● Goal of the exercise
Quote the whole listing verbatim.

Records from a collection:

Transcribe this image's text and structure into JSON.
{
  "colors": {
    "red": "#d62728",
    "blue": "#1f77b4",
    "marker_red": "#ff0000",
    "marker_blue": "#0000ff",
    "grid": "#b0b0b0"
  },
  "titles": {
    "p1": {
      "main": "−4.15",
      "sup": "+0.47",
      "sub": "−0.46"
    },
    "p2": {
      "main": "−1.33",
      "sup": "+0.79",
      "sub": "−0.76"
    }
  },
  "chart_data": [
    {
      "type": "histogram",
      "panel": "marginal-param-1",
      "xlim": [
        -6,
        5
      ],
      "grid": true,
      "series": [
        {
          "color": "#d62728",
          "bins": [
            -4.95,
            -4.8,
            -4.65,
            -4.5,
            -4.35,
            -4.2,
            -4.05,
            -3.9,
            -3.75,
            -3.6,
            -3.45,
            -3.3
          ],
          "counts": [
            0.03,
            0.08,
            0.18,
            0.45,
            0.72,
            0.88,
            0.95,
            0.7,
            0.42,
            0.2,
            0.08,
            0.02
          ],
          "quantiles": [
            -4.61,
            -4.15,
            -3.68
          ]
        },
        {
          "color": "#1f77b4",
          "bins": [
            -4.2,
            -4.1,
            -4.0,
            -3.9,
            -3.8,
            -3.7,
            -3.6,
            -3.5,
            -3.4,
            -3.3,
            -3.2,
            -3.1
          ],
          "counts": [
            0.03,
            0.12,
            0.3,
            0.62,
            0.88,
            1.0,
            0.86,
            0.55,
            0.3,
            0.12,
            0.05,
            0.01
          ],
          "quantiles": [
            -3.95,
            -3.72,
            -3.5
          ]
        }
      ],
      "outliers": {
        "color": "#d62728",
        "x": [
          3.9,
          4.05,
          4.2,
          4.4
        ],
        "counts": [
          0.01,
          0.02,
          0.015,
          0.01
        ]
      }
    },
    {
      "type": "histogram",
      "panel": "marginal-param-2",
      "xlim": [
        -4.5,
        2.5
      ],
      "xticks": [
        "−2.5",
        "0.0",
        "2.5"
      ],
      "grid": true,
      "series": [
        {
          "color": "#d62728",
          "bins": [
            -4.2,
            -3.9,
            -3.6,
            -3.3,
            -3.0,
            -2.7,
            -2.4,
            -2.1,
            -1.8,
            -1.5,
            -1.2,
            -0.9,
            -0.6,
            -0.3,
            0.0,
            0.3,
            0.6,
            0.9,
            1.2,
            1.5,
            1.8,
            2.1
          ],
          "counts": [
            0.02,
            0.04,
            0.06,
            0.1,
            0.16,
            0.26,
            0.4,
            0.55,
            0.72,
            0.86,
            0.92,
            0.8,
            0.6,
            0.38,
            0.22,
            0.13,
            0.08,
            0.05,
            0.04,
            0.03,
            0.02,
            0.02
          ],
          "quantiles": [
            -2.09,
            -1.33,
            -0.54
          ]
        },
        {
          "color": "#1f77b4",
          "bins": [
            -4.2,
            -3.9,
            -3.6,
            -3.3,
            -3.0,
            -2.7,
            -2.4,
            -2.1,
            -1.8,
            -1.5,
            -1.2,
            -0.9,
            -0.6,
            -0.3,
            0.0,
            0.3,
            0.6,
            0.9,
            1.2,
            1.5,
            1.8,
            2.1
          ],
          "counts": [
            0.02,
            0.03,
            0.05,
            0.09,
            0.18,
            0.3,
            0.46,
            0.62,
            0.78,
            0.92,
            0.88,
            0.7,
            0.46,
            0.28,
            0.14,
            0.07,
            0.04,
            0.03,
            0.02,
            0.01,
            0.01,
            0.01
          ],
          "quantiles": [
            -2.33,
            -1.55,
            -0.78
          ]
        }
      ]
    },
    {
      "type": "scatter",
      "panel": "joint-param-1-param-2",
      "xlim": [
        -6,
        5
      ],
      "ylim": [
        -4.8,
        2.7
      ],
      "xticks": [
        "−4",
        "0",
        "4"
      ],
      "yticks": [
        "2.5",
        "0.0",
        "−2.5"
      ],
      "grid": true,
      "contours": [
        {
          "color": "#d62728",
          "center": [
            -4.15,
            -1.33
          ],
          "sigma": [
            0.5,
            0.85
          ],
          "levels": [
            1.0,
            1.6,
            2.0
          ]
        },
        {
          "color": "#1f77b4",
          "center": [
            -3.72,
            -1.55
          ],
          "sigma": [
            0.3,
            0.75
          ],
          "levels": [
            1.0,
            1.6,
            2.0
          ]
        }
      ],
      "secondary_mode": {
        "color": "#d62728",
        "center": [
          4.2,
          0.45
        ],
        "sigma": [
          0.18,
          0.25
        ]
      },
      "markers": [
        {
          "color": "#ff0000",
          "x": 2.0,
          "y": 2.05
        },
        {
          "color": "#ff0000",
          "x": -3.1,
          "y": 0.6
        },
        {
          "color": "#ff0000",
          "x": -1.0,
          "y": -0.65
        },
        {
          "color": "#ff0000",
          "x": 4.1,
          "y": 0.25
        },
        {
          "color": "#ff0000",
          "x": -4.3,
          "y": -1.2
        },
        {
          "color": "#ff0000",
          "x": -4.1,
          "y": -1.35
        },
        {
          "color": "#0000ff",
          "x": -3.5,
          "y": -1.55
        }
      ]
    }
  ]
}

● Written answer
Transcribe this image's text and structure into JSON.
{
  "colors": {
    "red": "#d62728",
    "blue": "#1f77b4",
    "marker_red": "#ff0000",
    "marker_blue": "#0000ff",
    "grid": "#b0b0b0"
  },
  "titles": {
    "p1": {
      "main": "−4.15",
      "sup": "+0.47",
      "sub": "−0.46"
    },
    "p2": {
      "main": "−1.33",
      "sup": "+0.79",
      "sub": "−0.76"
    }
  },
  "chart_data": [
    {
      "type": "histogram",
      "panel": "marginal-param-1",
      "xlim": [
        -6,
        5
      ],
      "grid": true,
      "series": [
        {
          "color": "#d62728",
          "bins": [
            -4.95,
            -4.8,
            -4.65,
            -4.5,
            -4.35,
            -4.2,
            -4.05,
            -3.9,
            -3.75,
            -3.6,
            -3.45,
            -3.3
          ],
          "counts": [
            0.03,
            0.08,
            0.18,
            0.45,
            0.72,
            0.88,
            0.95,
            0.7,
            0.42,
            0.2,
            0.08,
            0.02
          ],
          "quantiles": [
            -4.61,
            -4.15,
            -3.68
          ]
        },
        {
          "color": "#1f77b4",
          "bins": [
            -4.2,
            -4.1,
            -4.0,
            -3.9,
            -3.8,
            -3.7,
            -3.6,
            -3.5,
            -3.4,
            -3.3,
            -3.2,
            -3.1
          ],
          "counts": [
            0.03,
            0.12,
            0.3,
            0.62,
            0.88,
            1.0,
            0.86,
            0.55,
            0.3,
            0.12,
            0.05,
            0.01
          ],
          "quantiles": [
            -3.95,
            -3.72,
            -3.5
          ]
        }
      ],
      "outliers": {
        "color": "#d62728",
        "x": [
          3.9,
          4.05,
          4.2,
          4.4
        ],
        "counts": [
          0.01,
          0.02,
          0.015,
          0.01
        ]
      }
    },
    {
      "type": "histogram",
      "panel": "marginal-param-2",
      "xlim": [
        -4.5,
        2.5
      ],
      "xticks": [
        "−2.5",
        "0.0",
        "2.5"
      ],
      "grid": true,
      "series": [
        {
          "color": "#d62728",
          "bins": [
            -4.2,
            -3.9,
            -3.6,
            -3.3,
            -3.0,
            -2.7,
            -2.4,
            -2.1,
            -1.8,
            -1.5,
            -1.2,
            -0.9,
            -0.6,
            -0.3,
            0.0,
            0.3,
            0.6,
            0.9,
            1.2,
            1.5,
            1.8,
            2.1
          ],
          "counts": [
            0.02,
            0.04,
            0.06,
            0.1,
            0.16,
            0.26,
            0.4,
            0.55,
            0.72,
            0.86,
            0.92,
            0.8,
            0.6,
            0.38,
            0.22,
            0.13,
            0.08,
            0.05,
            0.04,
            0.03,
            0.02,
            0.02
          ],
          "quantiles": [
            -2.09,
            -1.33,
            -0.54
          ]
        },
        {
          "color": "#1f77b4",
          "bins": [
            -4.2,
            -3.9,
            -3.6,
            -3.3,
            -3.0,
            -2.7,
            -2.4,
            -2.1,
            -1.8,
            -1.5,
            -1.2,
            -0.9,
            -0.6,
            -0.3,
            0.0,
            0.3,
            0.6,
            0.9,
            1.2,
            1.5,
            1.8,
            2.1
          ],
          "counts": [
            0.02,
            0.03,
            0.05,
            0.09,
            0.18,
            0.3,
            0.46,
            0.62,
            0.78,
            0.92,
            0.88,
            0.7,
            0.46,
            0.28,
            0.14,
            0.07,
            0.04,
            0.03,
            0.02,
            0.01,
            0.01,
            0.01
          ],
          "quantiles": [
            -2.33,
            -1.55,
            -0.78
          ]
        }
      ]
    },
    {
      "type": "scatter",
      "panel": "joint-param-1-param-2",
      "xlim": [
        -6,
        5
      ],
      "ylim": [
        -4.8,
        2.7
      ],
      "xticks": [
        "−4",
        "0",
        "4"
      ],
      "yticks": [
        "2.5",
        "0.0",
        "−2.5"
      ],
      "grid": true,
      "contours": [
        {
          "color": "#d62728",
          "center": [
            -4.15,
            -1.33
          ],
          "sigma": [
            0.5,
            0.85
          ],
          "levels": [
            1.0,
            1.6,
            2.0
          ]
        },
        {
          "color": "#1f77b4",
          "center": [
            -3.72,
            -1.55
          ],
          "sigma": [
            0.3,
            0.75
          ],
          "levels": [
            1.0,
            1.6,
            2.0
          ]
        }
      ],
      "secondary_mode": {
        "color": "#d62728",
        "center": [
          4.2,
          0.45
        ],
        "sigma": [
          0.18,
          0.25
        ]
      },
      "markers": [
        {
          "color": "#ff0000",
          "x": 2.0,
          "y": 2.05
        },
        {
          "color": "#ff0000",
          "x": -3.1,
          "y": 0.6
        },
        {
          "color": "#ff0000",
          "x": -1.0,
          "y": -0.65
        },
        {
          "color": "#ff0000",
          "x": 4.1,
          "y": 0.25
        },
        {
          "color": "#ff0000",
          "x": -4.3,
          "y": -1.2
        },
        {
          "color": "#ff0000",
          "x": -4.1,
          "y": -1.35
        },
        {
          "color": "#0000ff",
          "x": -3.5,
          "y": -1.55
        }
      ]
    }
  ]
}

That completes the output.